(Extracted data entries)

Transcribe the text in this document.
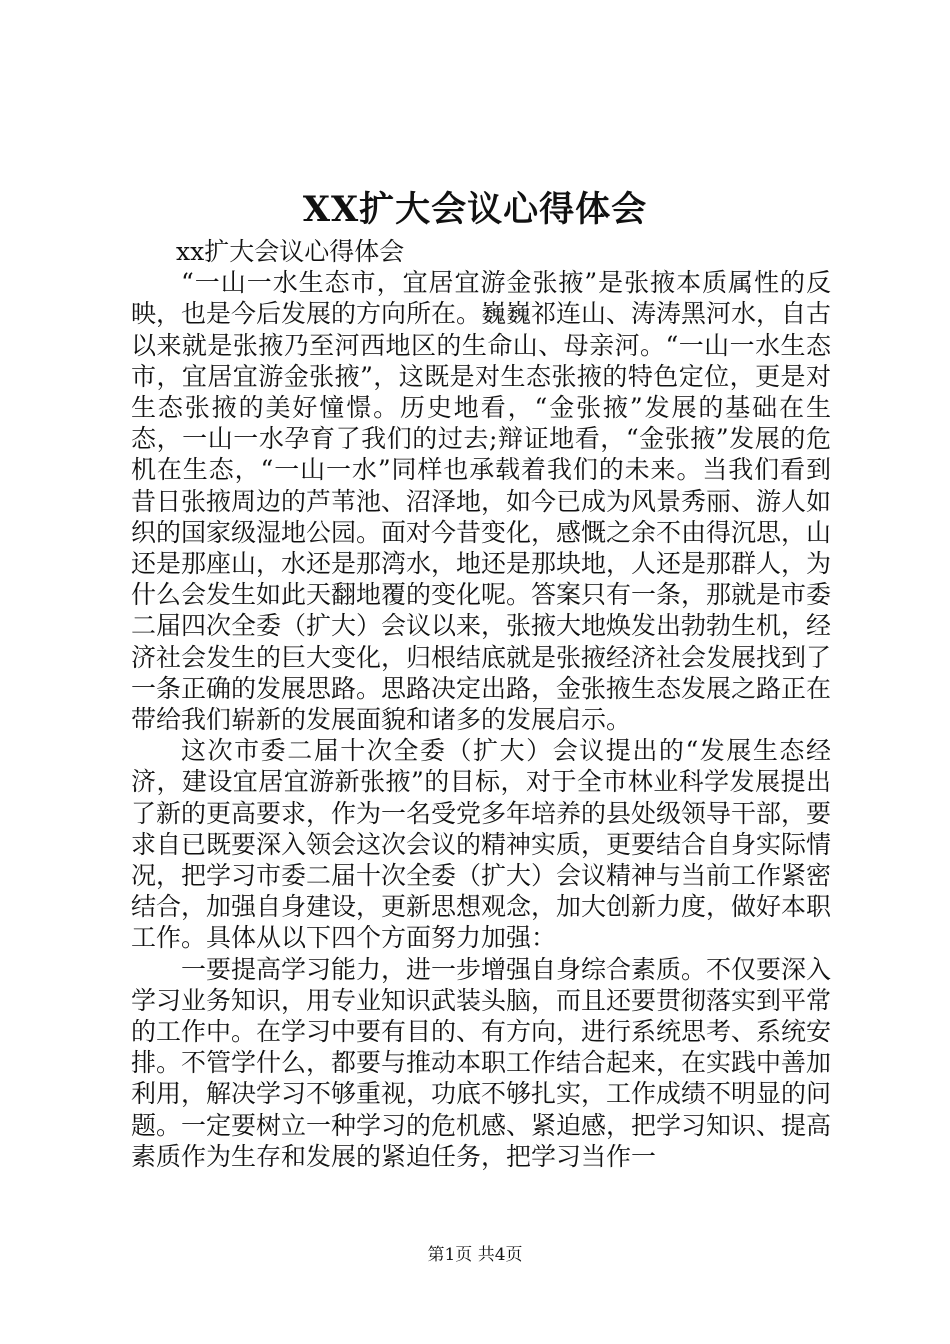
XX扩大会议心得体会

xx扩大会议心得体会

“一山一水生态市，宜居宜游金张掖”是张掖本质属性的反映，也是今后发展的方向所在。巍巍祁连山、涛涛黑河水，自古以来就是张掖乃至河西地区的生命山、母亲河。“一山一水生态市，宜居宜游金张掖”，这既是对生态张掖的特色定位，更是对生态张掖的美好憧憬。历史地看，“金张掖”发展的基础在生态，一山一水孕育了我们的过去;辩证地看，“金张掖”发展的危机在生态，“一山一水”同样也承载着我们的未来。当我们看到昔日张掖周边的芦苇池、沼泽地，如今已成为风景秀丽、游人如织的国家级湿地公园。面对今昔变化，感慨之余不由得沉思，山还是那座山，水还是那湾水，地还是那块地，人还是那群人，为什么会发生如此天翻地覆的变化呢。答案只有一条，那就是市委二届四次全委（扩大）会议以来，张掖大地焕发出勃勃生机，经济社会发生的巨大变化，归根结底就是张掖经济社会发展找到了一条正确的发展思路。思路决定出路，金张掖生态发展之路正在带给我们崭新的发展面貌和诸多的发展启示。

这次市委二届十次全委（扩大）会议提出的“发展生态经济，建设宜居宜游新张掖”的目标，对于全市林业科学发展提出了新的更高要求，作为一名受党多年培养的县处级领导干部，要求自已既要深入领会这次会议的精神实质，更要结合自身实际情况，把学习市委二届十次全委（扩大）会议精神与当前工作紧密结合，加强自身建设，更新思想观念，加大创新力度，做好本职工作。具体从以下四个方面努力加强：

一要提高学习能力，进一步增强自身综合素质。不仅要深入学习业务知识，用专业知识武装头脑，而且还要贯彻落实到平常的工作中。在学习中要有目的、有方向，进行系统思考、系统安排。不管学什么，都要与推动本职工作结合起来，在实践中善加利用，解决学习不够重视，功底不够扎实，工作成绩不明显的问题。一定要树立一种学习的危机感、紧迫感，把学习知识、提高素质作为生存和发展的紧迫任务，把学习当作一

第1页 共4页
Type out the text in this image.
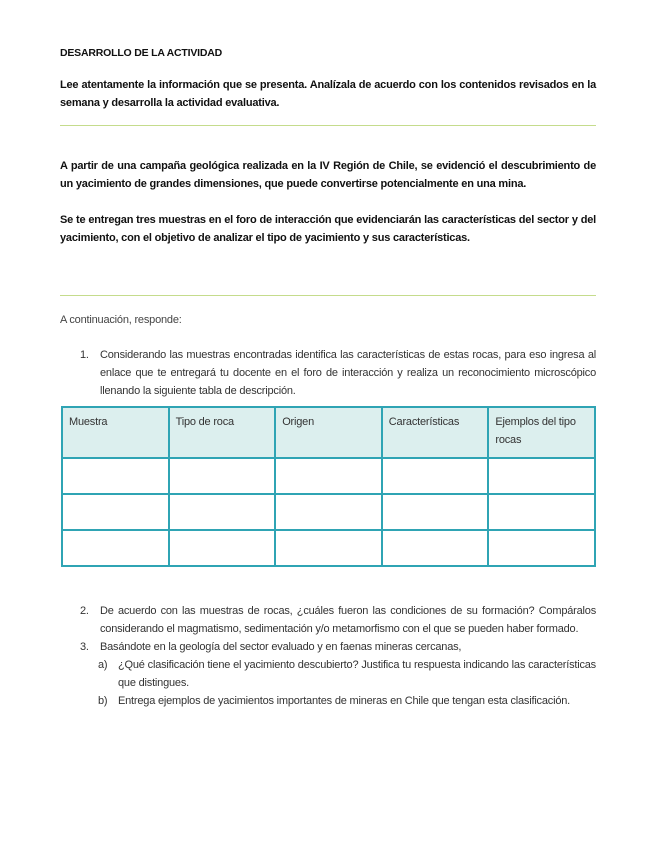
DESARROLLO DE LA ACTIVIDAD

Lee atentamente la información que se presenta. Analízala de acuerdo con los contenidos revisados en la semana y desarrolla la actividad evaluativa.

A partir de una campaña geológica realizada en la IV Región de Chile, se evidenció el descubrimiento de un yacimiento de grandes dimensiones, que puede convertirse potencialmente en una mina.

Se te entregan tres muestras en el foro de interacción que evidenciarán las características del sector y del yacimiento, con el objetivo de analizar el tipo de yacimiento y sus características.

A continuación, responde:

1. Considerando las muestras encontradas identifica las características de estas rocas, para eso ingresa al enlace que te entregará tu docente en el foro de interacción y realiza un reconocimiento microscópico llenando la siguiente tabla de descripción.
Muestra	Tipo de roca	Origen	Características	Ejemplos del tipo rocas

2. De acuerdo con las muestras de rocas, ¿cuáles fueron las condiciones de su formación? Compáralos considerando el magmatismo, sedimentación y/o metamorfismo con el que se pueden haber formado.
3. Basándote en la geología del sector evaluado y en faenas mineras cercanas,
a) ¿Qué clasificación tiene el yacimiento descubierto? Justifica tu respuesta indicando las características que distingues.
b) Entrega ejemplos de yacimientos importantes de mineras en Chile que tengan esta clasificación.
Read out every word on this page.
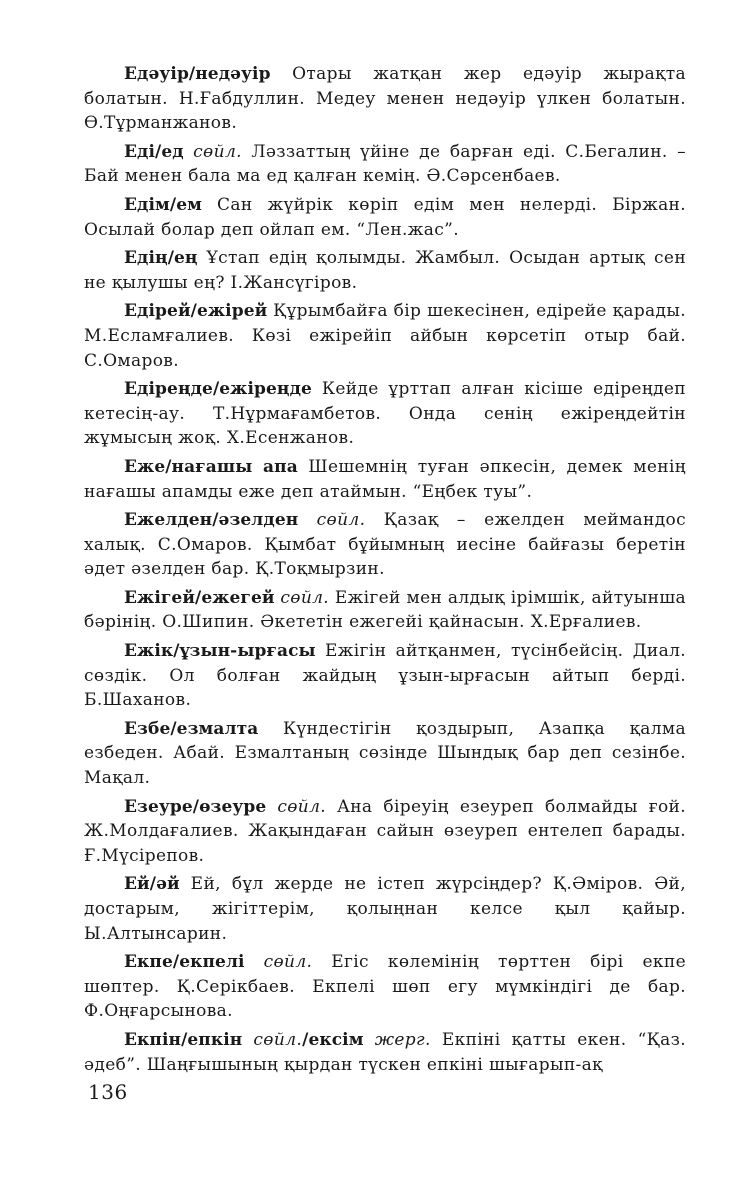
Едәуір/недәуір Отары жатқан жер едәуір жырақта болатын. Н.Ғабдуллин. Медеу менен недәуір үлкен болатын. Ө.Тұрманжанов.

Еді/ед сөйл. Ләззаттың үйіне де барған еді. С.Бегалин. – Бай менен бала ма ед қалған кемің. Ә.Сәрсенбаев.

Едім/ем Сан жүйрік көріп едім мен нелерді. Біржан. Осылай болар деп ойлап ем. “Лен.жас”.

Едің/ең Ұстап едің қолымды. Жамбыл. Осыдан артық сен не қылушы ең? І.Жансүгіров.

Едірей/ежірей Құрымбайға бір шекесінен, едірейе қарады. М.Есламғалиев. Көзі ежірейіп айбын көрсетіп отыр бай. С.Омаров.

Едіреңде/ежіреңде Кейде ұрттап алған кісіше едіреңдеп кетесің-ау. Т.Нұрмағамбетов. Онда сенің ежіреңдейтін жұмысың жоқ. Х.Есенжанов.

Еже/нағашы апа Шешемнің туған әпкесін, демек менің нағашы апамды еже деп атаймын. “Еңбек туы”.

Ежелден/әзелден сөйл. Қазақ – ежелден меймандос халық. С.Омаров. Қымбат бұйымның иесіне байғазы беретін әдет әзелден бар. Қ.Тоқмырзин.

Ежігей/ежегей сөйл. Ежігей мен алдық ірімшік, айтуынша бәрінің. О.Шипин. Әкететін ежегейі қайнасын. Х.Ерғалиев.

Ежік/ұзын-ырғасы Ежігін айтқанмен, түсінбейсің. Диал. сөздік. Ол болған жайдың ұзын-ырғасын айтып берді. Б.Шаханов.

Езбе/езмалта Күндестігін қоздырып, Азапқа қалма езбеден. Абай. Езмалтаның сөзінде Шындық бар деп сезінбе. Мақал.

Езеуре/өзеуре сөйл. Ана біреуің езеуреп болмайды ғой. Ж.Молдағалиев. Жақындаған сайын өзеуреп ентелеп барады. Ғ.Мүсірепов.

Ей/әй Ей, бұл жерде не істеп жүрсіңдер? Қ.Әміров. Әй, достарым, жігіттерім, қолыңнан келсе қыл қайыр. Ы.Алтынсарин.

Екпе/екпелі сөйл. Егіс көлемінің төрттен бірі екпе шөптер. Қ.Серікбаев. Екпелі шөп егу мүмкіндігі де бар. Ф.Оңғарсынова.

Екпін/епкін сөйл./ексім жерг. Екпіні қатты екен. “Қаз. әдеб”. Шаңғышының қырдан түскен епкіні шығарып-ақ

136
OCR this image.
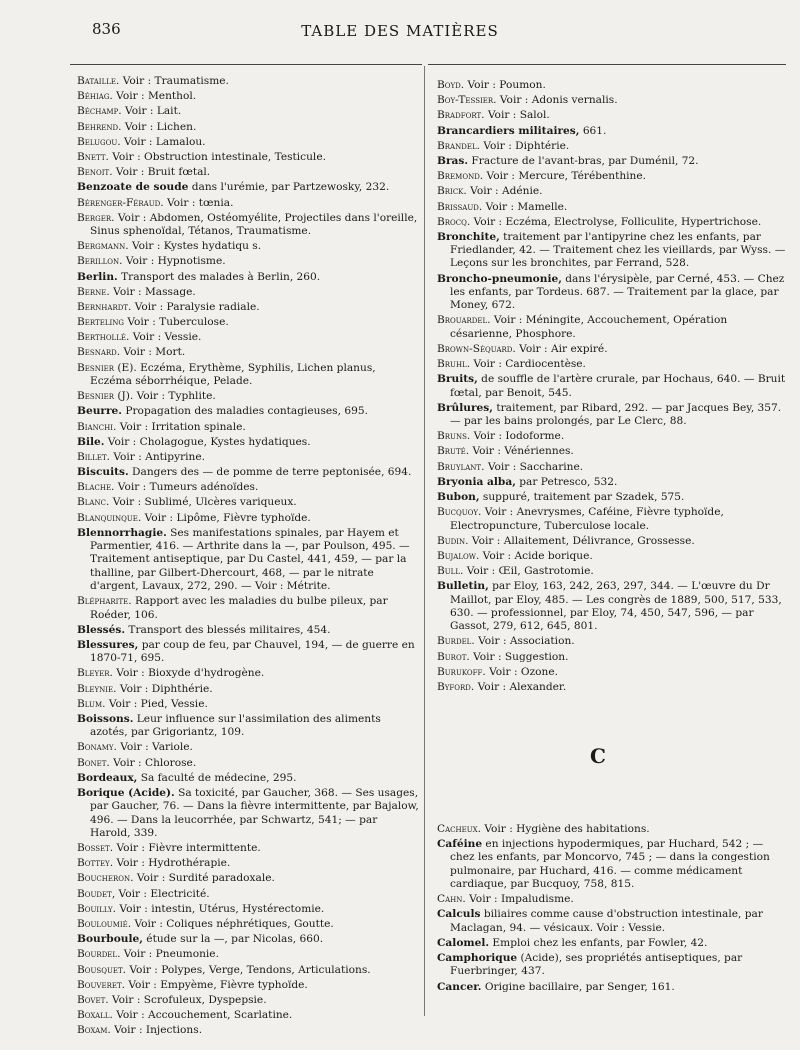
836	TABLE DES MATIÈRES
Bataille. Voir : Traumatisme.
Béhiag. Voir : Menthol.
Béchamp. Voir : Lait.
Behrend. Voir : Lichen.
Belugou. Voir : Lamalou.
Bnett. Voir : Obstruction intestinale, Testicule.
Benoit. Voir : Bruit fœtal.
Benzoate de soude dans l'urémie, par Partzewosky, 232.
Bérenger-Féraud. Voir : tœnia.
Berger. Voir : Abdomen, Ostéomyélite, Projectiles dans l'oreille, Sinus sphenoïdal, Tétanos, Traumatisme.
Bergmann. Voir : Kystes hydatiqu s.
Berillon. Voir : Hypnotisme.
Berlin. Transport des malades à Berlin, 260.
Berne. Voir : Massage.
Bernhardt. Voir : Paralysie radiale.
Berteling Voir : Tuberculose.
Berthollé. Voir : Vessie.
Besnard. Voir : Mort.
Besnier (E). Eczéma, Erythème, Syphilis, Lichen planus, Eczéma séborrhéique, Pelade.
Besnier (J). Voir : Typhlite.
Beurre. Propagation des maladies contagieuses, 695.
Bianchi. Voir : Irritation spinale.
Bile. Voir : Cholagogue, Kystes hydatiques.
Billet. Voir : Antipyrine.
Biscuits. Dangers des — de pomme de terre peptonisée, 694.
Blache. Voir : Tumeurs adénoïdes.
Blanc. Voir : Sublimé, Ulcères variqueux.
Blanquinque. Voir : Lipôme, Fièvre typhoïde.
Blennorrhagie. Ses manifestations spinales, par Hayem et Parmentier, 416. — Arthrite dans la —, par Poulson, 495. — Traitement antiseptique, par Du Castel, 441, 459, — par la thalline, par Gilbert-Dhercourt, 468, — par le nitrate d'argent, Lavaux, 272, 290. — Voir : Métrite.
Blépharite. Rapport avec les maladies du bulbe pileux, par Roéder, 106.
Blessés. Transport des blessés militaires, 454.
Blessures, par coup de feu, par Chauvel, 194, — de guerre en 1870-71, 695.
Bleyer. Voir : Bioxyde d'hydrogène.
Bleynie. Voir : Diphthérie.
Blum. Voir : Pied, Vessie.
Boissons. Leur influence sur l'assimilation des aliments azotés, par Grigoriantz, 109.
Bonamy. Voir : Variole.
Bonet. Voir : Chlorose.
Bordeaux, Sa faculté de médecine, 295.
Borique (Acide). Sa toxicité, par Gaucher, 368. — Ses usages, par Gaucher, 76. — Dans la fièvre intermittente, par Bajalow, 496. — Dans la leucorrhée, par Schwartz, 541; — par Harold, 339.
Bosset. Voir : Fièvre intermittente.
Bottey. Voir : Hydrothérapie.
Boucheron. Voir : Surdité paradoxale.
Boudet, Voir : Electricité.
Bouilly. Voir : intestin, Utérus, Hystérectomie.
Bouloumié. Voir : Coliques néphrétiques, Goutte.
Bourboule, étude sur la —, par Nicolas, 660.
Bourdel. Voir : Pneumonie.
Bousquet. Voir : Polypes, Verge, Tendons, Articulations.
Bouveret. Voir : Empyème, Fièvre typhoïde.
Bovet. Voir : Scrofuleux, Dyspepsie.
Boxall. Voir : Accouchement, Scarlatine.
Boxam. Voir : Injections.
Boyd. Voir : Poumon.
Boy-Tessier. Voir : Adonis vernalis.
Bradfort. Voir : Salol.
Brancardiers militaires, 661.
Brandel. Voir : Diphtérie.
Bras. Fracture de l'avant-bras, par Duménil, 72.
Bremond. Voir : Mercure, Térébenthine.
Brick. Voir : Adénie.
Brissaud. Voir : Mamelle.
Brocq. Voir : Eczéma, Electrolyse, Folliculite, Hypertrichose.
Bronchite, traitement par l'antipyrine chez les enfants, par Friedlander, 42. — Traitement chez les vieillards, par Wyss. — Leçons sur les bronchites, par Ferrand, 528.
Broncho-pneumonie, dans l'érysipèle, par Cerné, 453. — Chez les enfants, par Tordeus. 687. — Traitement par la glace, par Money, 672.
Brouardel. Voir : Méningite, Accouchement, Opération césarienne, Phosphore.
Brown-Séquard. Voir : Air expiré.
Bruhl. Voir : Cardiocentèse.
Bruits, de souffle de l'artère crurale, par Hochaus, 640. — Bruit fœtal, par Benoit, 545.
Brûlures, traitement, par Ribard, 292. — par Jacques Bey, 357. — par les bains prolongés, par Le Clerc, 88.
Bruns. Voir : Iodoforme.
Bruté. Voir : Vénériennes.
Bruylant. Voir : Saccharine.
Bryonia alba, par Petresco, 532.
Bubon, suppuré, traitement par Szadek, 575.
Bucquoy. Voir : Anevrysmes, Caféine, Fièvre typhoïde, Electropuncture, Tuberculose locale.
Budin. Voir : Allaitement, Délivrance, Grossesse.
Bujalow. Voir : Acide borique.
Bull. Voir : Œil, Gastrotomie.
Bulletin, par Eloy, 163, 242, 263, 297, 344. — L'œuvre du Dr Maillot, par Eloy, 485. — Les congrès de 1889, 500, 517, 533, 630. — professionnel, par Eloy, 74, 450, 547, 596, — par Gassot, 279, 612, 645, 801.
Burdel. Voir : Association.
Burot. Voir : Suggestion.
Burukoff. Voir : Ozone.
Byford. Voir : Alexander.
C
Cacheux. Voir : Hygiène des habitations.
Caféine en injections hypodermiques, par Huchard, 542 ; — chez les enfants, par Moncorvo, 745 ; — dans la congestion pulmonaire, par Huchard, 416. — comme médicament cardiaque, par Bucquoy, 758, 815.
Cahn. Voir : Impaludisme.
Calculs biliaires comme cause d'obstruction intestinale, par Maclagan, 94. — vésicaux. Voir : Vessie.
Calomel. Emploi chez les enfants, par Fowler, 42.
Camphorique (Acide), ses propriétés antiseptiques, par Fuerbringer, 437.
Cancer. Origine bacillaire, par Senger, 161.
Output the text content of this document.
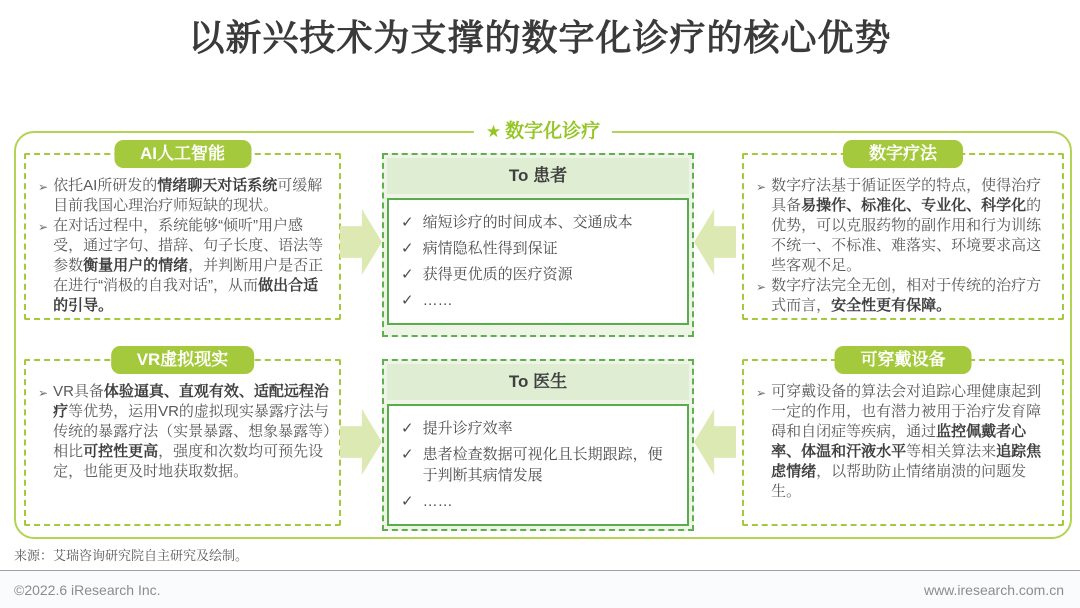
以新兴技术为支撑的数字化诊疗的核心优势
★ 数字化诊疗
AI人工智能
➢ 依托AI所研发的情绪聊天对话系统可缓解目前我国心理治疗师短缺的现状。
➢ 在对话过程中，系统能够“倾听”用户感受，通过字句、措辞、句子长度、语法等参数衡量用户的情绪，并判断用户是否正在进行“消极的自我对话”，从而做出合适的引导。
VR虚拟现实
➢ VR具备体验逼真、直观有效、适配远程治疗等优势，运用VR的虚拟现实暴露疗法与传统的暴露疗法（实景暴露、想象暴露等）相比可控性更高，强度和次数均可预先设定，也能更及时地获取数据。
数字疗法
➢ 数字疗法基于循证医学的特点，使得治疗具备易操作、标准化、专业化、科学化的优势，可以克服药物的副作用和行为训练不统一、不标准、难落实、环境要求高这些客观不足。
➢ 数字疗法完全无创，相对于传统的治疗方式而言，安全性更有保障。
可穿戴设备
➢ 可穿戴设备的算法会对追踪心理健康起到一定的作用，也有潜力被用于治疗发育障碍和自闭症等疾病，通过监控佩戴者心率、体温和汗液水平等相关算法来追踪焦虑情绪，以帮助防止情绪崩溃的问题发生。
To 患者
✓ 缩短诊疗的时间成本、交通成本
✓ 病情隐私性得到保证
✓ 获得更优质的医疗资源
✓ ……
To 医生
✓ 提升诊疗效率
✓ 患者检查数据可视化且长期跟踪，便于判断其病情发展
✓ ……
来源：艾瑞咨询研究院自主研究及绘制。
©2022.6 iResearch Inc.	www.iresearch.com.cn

▶ _Exercise_
Only the number is wanted: how many lines of the material contain the word "document"?

▶ _Exercise output_
2